_DESCRIPTION OF THE TASK_
Pull every line with the word "name" out of the entries below.

_RECORDS TO USE_
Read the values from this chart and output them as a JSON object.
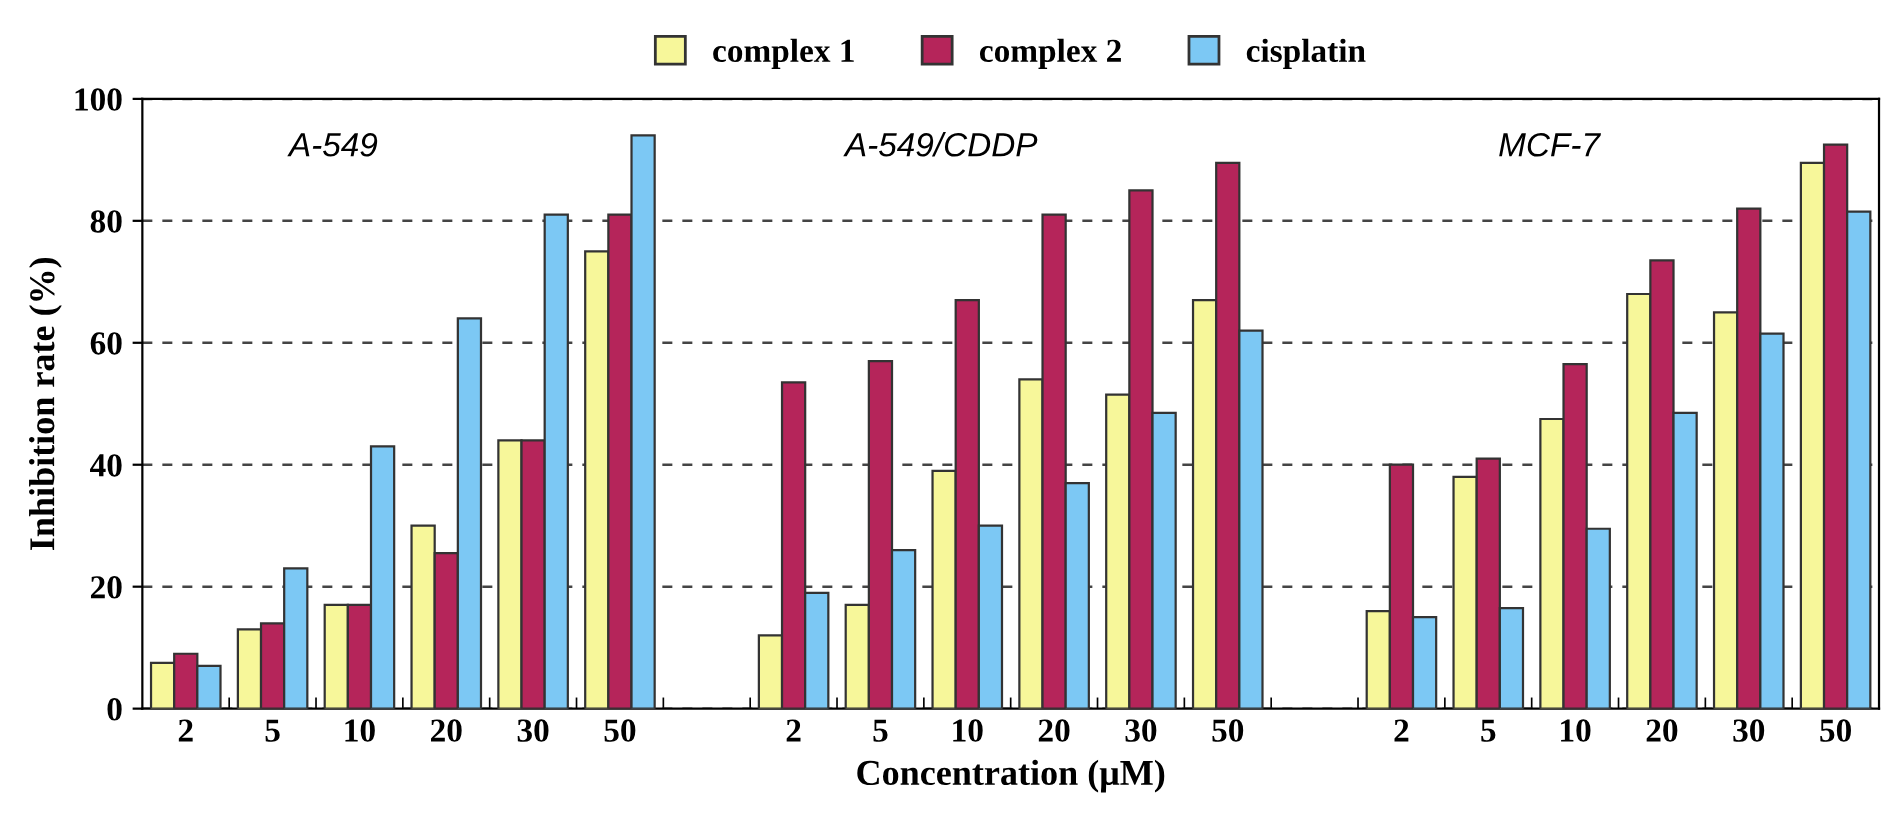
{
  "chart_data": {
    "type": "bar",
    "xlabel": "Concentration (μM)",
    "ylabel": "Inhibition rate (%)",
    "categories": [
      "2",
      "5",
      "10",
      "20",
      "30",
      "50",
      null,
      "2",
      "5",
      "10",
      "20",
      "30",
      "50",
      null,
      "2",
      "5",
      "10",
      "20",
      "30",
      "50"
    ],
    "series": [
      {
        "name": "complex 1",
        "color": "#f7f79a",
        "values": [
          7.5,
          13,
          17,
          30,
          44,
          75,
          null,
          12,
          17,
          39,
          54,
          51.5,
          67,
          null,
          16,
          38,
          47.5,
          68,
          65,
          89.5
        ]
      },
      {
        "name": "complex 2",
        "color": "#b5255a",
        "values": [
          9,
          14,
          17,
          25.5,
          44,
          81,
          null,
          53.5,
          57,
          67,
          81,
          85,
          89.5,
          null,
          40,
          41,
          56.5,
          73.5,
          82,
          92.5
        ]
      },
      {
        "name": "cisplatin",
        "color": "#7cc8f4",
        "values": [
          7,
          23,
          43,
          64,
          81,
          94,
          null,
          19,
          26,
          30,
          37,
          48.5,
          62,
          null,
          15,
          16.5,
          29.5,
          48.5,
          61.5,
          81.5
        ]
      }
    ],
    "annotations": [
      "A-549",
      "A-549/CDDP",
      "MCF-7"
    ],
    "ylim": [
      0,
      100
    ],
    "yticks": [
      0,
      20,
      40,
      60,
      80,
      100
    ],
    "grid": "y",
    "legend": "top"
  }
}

_IN RESPONSE_
        "name": "complex 1",
        "name": "complex 2",
        "name": "cisplatin",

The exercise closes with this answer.